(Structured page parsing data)
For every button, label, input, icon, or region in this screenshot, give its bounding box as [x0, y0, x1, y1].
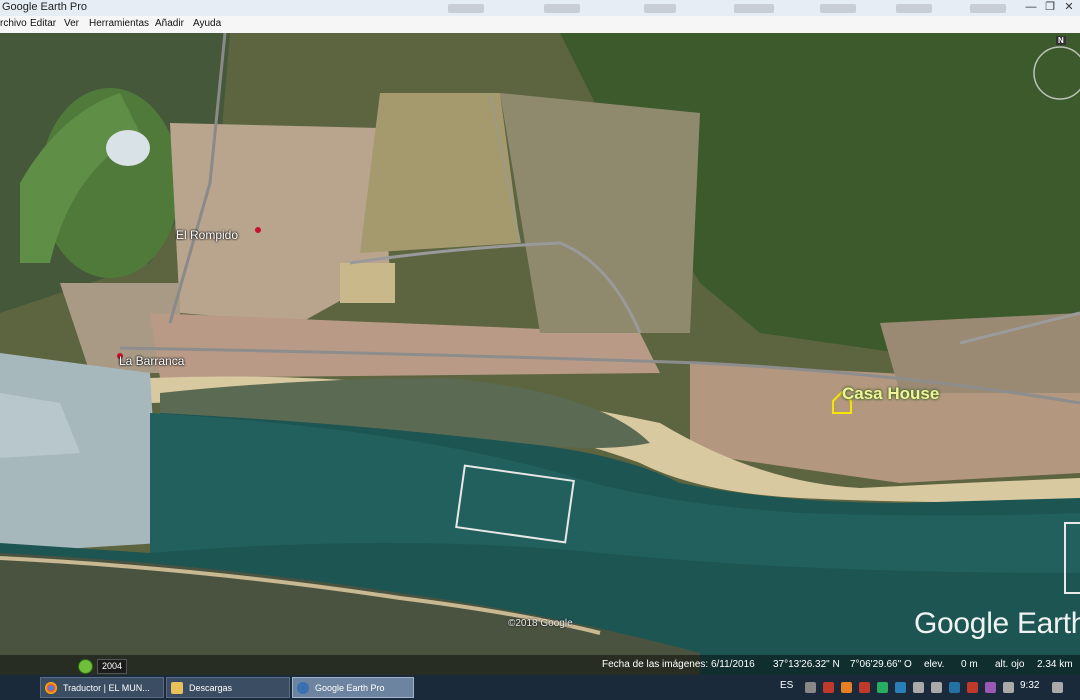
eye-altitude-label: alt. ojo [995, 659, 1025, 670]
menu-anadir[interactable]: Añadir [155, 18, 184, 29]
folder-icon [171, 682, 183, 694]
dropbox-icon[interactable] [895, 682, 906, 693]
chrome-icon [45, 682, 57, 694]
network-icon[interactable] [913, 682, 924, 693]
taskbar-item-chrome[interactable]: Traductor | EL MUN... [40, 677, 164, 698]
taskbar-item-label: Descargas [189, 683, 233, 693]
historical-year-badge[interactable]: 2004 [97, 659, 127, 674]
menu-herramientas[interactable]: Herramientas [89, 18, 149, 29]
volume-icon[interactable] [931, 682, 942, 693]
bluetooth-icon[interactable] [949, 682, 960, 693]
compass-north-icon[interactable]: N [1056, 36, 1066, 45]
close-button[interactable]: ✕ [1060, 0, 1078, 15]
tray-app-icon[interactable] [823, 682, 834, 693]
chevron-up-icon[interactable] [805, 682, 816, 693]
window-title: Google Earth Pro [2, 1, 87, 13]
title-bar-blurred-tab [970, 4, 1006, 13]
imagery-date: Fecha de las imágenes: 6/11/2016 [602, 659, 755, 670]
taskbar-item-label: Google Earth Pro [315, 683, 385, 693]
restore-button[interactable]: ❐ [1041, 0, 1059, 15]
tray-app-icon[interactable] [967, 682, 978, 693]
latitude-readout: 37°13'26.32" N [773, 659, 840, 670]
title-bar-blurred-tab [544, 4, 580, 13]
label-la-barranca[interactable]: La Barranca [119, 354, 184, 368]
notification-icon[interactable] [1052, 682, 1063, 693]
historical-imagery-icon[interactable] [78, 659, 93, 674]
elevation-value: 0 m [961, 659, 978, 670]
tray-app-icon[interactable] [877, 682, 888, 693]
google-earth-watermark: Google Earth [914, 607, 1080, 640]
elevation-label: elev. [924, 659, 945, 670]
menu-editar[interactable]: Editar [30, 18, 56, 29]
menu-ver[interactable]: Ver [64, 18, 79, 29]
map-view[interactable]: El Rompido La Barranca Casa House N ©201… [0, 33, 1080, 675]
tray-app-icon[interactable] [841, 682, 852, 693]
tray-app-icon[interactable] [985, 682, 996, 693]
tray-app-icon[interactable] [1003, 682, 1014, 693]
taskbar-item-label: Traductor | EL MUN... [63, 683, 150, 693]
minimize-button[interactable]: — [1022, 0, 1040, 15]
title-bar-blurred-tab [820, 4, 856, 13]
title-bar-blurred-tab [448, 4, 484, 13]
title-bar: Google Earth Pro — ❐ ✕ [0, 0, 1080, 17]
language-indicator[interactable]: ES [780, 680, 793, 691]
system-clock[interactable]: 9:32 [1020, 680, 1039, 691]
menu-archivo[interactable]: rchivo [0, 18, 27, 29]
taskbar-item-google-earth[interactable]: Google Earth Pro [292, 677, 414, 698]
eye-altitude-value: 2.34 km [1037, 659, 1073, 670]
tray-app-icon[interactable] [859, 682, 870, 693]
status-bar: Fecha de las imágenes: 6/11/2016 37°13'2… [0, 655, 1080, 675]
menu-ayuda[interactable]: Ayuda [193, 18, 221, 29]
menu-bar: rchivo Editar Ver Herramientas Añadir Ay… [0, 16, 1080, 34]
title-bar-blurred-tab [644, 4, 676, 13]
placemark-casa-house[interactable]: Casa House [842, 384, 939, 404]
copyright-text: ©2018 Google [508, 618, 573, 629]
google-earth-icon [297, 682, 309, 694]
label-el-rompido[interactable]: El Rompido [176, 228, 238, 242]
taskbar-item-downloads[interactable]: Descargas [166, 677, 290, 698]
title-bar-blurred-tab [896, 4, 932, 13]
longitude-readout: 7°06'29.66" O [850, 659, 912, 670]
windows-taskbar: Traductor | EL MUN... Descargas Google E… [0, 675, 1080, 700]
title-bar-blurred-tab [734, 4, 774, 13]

## Problem requirements
Each line above is to be copied verbatim. Drop any image from the copy.

## Output of the exercise
For every button, label, input, icon, or region in this screenshot, give its bounding box as [x0, y0, x1, y1].
eye-altitude-label: alt. ojo [995, 659, 1025, 670]
menu-anadir[interactable]: Añadir [155, 18, 184, 29]
folder-icon [171, 682, 183, 694]
dropbox-icon[interactable] [895, 682, 906, 693]
chrome-icon [45, 682, 57, 694]
network-icon[interactable] [913, 682, 924, 693]
taskbar-item-chrome[interactable]: Traductor | EL MUN... [40, 677, 164, 698]
taskbar-item-label: Descargas [189, 683, 233, 693]
historical-year-badge[interactable]: 2004 [97, 659, 127, 674]
menu-herramientas[interactable]: Herramientas [89, 18, 149, 29]
volume-icon[interactable] [931, 682, 942, 693]
bluetooth-icon[interactable] [949, 682, 960, 693]
compass-north-icon[interactable]: N [1056, 36, 1066, 45]
close-button[interactable]: ✕ [1060, 0, 1078, 15]
tray-app-icon[interactable] [823, 682, 834, 693]
chevron-up-icon[interactable] [805, 682, 816, 693]
window-title: Google Earth Pro [2, 1, 87, 13]
title-bar-blurred-tab [970, 4, 1006, 13]
imagery-date: Fecha de las imágenes: 6/11/2016 [602, 659, 755, 670]
taskbar-item-label: Google Earth Pro [315, 683, 385, 693]
restore-button[interactable]: ❐ [1041, 0, 1059, 15]
tray-app-icon[interactable] [967, 682, 978, 693]
latitude-readout: 37°13'26.32" N [773, 659, 840, 670]
title-bar-blurred-tab [544, 4, 580, 13]
label-la-barranca[interactable]: La Barranca [119, 354, 184, 368]
notification-icon[interactable] [1052, 682, 1063, 693]
historical-imagery-icon[interactable] [78, 659, 93, 674]
elevation-value: 0 m [961, 659, 978, 670]
tray-app-icon[interactable] [877, 682, 888, 693]
google-earth-watermark: Google Earth [914, 607, 1080, 640]
elevation-label: elev. [924, 659, 945, 670]
menu-editar[interactable]: Editar [30, 18, 56, 29]
menu-ver[interactable]: Ver [64, 18, 79, 29]
map-view[interactable]: El Rompido La Barranca Casa House N ©201… [0, 33, 1080, 675]
tray-app-icon[interactable] [841, 682, 852, 693]
tray-app-icon[interactable] [985, 682, 996, 693]
tray-app-icon[interactable] [1003, 682, 1014, 693]
taskbar-item-label: Traductor | EL MUN... [63, 683, 150, 693]
minimize-button[interactable]: — [1022, 0, 1040, 15]
title-bar-blurred-tab [820, 4, 856, 13]
title-bar-blurred-tab [448, 4, 484, 13]
title-bar: Google Earth Pro — ❐ ✕ [0, 0, 1080, 17]
language-indicator[interactable]: ES [780, 680, 793, 691]
system-clock[interactable]: 9:32 [1020, 680, 1039, 691]
menu-archivo[interactable]: rchivo [0, 18, 27, 29]
taskbar-item-google-earth[interactable]: Google Earth Pro [292, 677, 414, 698]
eye-altitude-value: 2.34 km [1037, 659, 1073, 670]
tray-app-icon[interactable] [859, 682, 870, 693]
status-bar: Fecha de las imágenes: 6/11/2016 37°13'2… [0, 655, 1080, 675]
menu-ayuda[interactable]: Ayuda [193, 18, 221, 29]
menu-bar: rchivo Editar Ver Herramientas Añadir Ay… [0, 16, 1080, 34]
title-bar-blurred-tab [644, 4, 676, 13]
placemark-casa-house[interactable]: Casa House [842, 384, 939, 404]
copyright-text: ©2018 Google [508, 618, 573, 629]
google-earth-icon [297, 682, 309, 694]
label-el-rompido[interactable]: El Rompido [176, 228, 238, 242]
taskbar-item-downloads[interactable]: Descargas [166, 677, 290, 698]
title-bar-blurred-tab [896, 4, 932, 13]
longitude-readout: 7°06'29.66" O [850, 659, 912, 670]
windows-taskbar: Traductor | EL MUN... Descargas Google E… [0, 675, 1080, 700]
title-bar-blurred-tab [734, 4, 774, 13]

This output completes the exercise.